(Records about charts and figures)
"""
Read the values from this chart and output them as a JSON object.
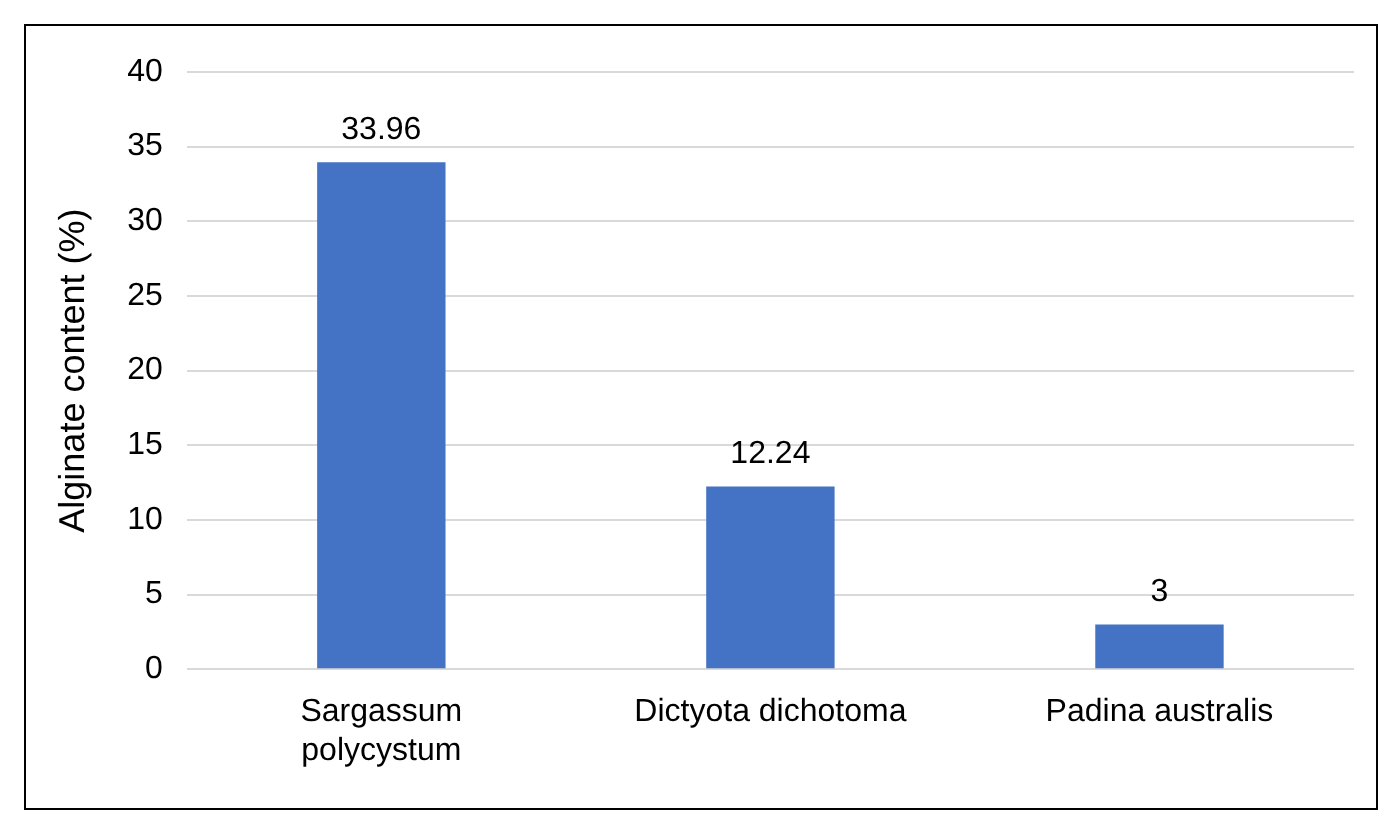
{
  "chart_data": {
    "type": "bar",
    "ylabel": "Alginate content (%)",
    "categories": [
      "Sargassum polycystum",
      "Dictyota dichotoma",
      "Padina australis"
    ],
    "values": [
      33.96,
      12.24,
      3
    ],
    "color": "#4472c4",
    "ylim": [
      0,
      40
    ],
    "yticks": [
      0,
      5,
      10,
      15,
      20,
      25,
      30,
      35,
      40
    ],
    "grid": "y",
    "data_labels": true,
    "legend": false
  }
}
"""
- **TASK STATEMENT**:
Look over the listing. Pull out every line with the string "values" in it.

- **TASK OUTPUT**:
Read the values from this chart and output them as a JSON object.
    "values": [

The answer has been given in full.